Exercise input:
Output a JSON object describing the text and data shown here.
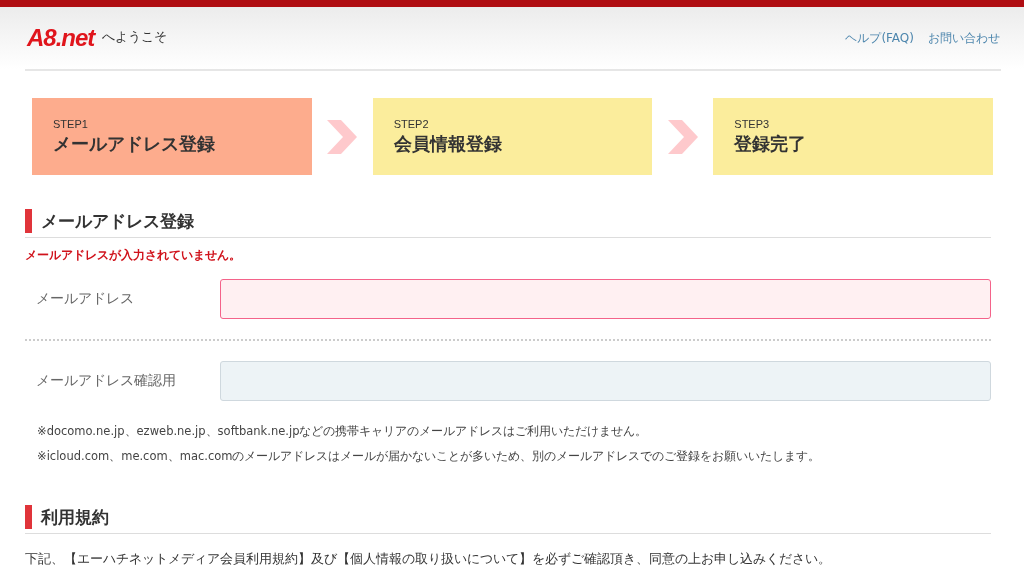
{
  "header": {
    "logo": "A8.net",
    "welcome": "へようこそ",
    "links": [
      "ヘルプ(FAQ)",
      "お問い合わせ"
    ]
  },
  "steps": [
    {
      "number": "STEP1",
      "label": "メールアドレス登録",
      "selected": true
    },
    {
      "number": "STEP2",
      "label": "会員情報登録",
      "selected": false
    },
    {
      "number": "STEP3",
      "label": "登録完了",
      "selected": false
    }
  ],
  "sections": [
    {
      "kind": "form",
      "title": "メールアドレス登録",
      "error": "メールアドレスが入力されていません。",
      "fields": [
        {
          "label": "メールアドレス",
          "invalid": true
        },
        {
          "label": "メールアドレス確認用",
          "invalid": false
        }
      ],
      "notes": [
        "※docomo.ne.jp、ezweb.ne.jp、softbank.ne.jpなどの携帯キャリアのメールアドレスはご利用いただけません。",
        "※icloud.com、me.com、mac.comのメールアドレスはメールが届かないことが多いため、別のメールアドレスでのご登録をお願いいたします。"
      ]
    },
    {
      "kind": "text",
      "title": "利用規約",
      "text": "下記、【エーハチネットメディア会員利用規約】及び【個人情報の取り扱いについて】を必ずご確認頂き、同意の上お申し込みください。"
    }
  ]
}
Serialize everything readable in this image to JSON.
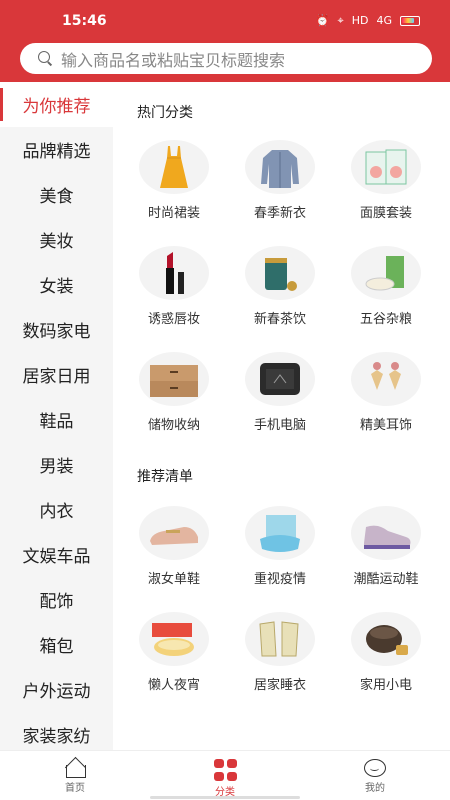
{
  "status_bar": {
    "time": "15:46",
    "network": "HD",
    "signal": "4G"
  },
  "search": {
    "placeholder": "输入商品名或粘贴宝贝标题搜索"
  },
  "sidebar": {
    "items": [
      {
        "label": "为你推荐",
        "active": true
      },
      {
        "label": "品牌精选"
      },
      {
        "label": "美食"
      },
      {
        "label": "美妆"
      },
      {
        "label": "女装"
      },
      {
        "label": "数码家电"
      },
      {
        "label": "居家日用"
      },
      {
        "label": "鞋品"
      },
      {
        "label": "男装"
      },
      {
        "label": "内衣"
      },
      {
        "label": "文娱车品"
      },
      {
        "label": "配饰"
      },
      {
        "label": "箱包"
      },
      {
        "label": "户外运动"
      },
      {
        "label": "家装家纺"
      }
    ]
  },
  "hot_section": {
    "title": "热门分类",
    "items": [
      {
        "label": "时尚裙装",
        "icon": "dress-icon"
      },
      {
        "label": "春季新衣",
        "icon": "jacket-icon"
      },
      {
        "label": "面膜套装",
        "icon": "face-mask-icon"
      },
      {
        "label": "诱惑唇妆",
        "icon": "lipstick-icon"
      },
      {
        "label": "新春茶饮",
        "icon": "tea-icon"
      },
      {
        "label": "五谷杂粮",
        "icon": "grain-icon"
      },
      {
        "label": "储物收纳",
        "icon": "storage-box-icon"
      },
      {
        "label": "手机电脑",
        "icon": "phone-icon"
      },
      {
        "label": "精美耳饰",
        "icon": "earring-icon"
      }
    ]
  },
  "recommend_section": {
    "title": "推荐清单",
    "items": [
      {
        "label": "淑女单鞋",
        "icon": "flat-shoe-icon"
      },
      {
        "label": "重视疫情",
        "icon": "medical-mask-icon"
      },
      {
        "label": "潮酷运动鞋",
        "icon": "sneaker-icon"
      },
      {
        "label": "懒人夜宵",
        "icon": "noodle-icon"
      },
      {
        "label": "居家睡衣",
        "icon": "pajamas-icon"
      },
      {
        "label": "家用小电",
        "icon": "rice-cooker-icon"
      }
    ]
  },
  "bottom_nav": {
    "items": [
      {
        "label": "首页",
        "icon": "home-icon"
      },
      {
        "label": "分类",
        "icon": "category-icon",
        "active": true
      },
      {
        "label": "我的",
        "icon": "profile-icon"
      }
    ]
  },
  "colors": {
    "brand": "#d9373a",
    "sidebar_bg": "#f5f5f5"
  }
}
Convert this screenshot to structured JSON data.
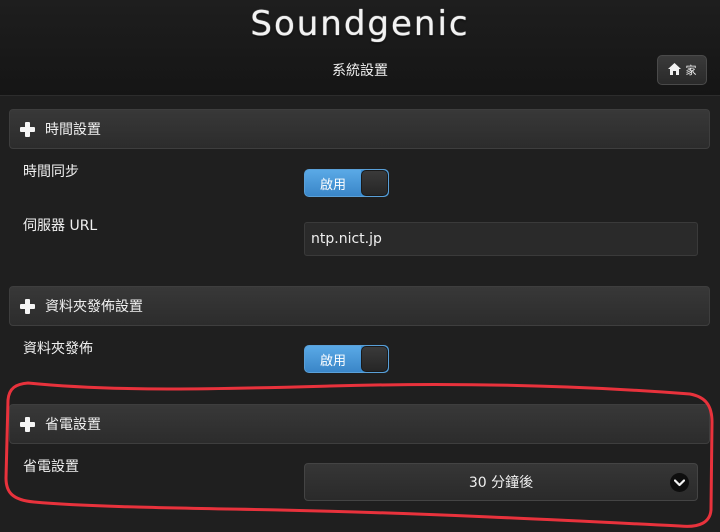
{
  "header": {
    "logo_text": "Soundgenic",
    "page_title": "系統設置",
    "home_label": "家"
  },
  "sections": {
    "time": {
      "title": "時間設置",
      "sync_label": "時間同步",
      "sync_toggle": "啟用",
      "server_label": "伺服器 URL",
      "server_value": "ntp.nict.jp"
    },
    "folder": {
      "title": "資料夾發佈設置",
      "publish_label": "資料夾發佈",
      "publish_toggle": "啟用"
    },
    "power": {
      "title": "省電設置",
      "field_label": "省電設置",
      "selected_option": "30 分鐘後"
    }
  },
  "annotation": {
    "color": "#e8323c"
  }
}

Prompt: Copy all the entries word for word. Omit any pictures.

Solution for this task:
Output a JSON object describing the text and data shown here.
{
  "header": {
    "logo": "A8.net",
    "welcome": "へようこそ",
    "links": [
      "ヘルプ(FAQ)",
      "お問い合わせ"
    ]
  },
  "steps": [
    {
      "number": "STEP1",
      "label": "メールアドレス登録",
      "selected": true
    },
    {
      "number": "STEP2",
      "label": "会員情報登録",
      "selected": false
    },
    {
      "number": "STEP3",
      "label": "登録完了",
      "selected": false
    }
  ],
  "sections": [
    {
      "kind": "form",
      "title": "メールアドレス登録",
      "error": "メールアドレスが入力されていません。",
      "fields": [
        {
          "label": "メールアドレス",
          "invalid": true
        },
        {
          "label": "メールアドレス確認用",
          "invalid": false
        }
      ],
      "notes": [
        "※docomo.ne.jp、ezweb.ne.jp、softbank.ne.jpなどの携帯キャリアのメールアドレスはご利用いただけません。",
        "※icloud.com、me.com、mac.comのメールアドレスはメールが届かないことが多いため、別のメールアドレスでのご登録をお願いいたします。"
      ]
    },
    {
      "kind": "text",
      "title": "利用規約",
      "text": "下記、【エーハチネットメディア会員利用規約】及び【個人情報の取り扱いについて】を必ずご確認頂き、同意の上お申し込みください。"
    }
  ]
}
Serialize everything readable in this image to JSON.
{
  "status_bar": {
    "time": "15:46",
    "network": "HD",
    "signal": "4G"
  },
  "search": {
    "placeholder": "输入商品名或粘贴宝贝标题搜索"
  },
  "sidebar": {
    "items": [
      {
        "label": "为你推荐",
        "active": true
      },
      {
        "label": "品牌精选"
      },
      {
        "label": "美食"
      },
      {
        "label": "美妆"
      },
      {
        "label": "女装"
      },
      {
        "label": "数码家电"
      },
      {
        "label": "居家日用"
      },
      {
        "label": "鞋品"
      },
      {
        "label": "男装"
      },
      {
        "label": "内衣"
      },
      {
        "label": "文娱车品"
      },
      {
        "label": "配饰"
      },
      {
        "label": "箱包"
      },
      {
        "label": "户外运动"
      },
      {
        "label": "家装家纺"
      }
    ]
  },
  "hot_section": {
    "title": "热门分类",
    "items": [
      {
        "label": "时尚裙装",
        "icon": "dress-icon"
      },
      {
        "label": "春季新衣",
        "icon": "jacket-icon"
      },
      {
        "label": "面膜套装",
        "icon": "face-mask-icon"
      },
      {
        "label": "诱惑唇妆",
        "icon": "lipstick-icon"
      },
      {
        "label": "新春茶饮",
        "icon": "tea-icon"
      },
      {
        "label": "五谷杂粮",
        "icon": "grain-icon"
      },
      {
        "label": "储物收纳",
        "icon": "storage-box-icon"
      },
      {
        "label": "手机电脑",
        "icon": "phone-icon"
      },
      {
        "label": "精美耳饰",
        "icon": "earring-icon"
      }
    ]
  },
  "recommend_section": {
    "title": "推荐清单",
    "items": [
      {
        "label": "淑女单鞋",
        "icon": "flat-shoe-icon"
      },
      {
        "label": "重视疫情",
        "icon": "medical-mask-icon"
      },
      {
        "label": "潮酷运动鞋",
        "icon": "sneaker-icon"
      },
      {
        "label": "懒人夜宵",
        "icon": "noodle-icon"
      },
      {
        "label": "居家睡衣",
        "icon": "pajamas-icon"
      },
      {
        "label": "家用小电",
        "icon": "rice-cooker-icon"
      }
    ]
  },
  "bottom_nav": {
    "items": [
      {
        "label": "首页",
        "icon": "home-icon"
      },
      {
        "label": "分类",
        "icon": "category-icon",
        "active": true
      },
      {
        "label": "我的",
        "icon": "profile-icon"
      }
    ]
  },
  "colors": {
    "brand": "#d9373a",
    "sidebar_bg": "#f5f5f5"
  }
}
Convert this screenshot to structured JSON data.
{
  "header": {
    "logo_text": "Soundgenic",
    "page_title": "系統設置",
    "home_label": "家"
  },
  "sections": {
    "time": {
      "title": "時間設置",
      "sync_label": "時間同步",
      "sync_toggle": "啟用",
      "server_label": "伺服器 URL",
      "server_value": "ntp.nict.jp"
    },
    "folder": {
      "title": "資料夾發佈設置",
      "publish_label": "資料夾發佈",
      "publish_toggle": "啟用"
    },
    "power": {
      "title": "省電設置",
      "field_label": "省電設置",
      "selected_option": "30 分鐘後"
    }
  },
  "annotation": {
    "color": "#e8323c"
  }
}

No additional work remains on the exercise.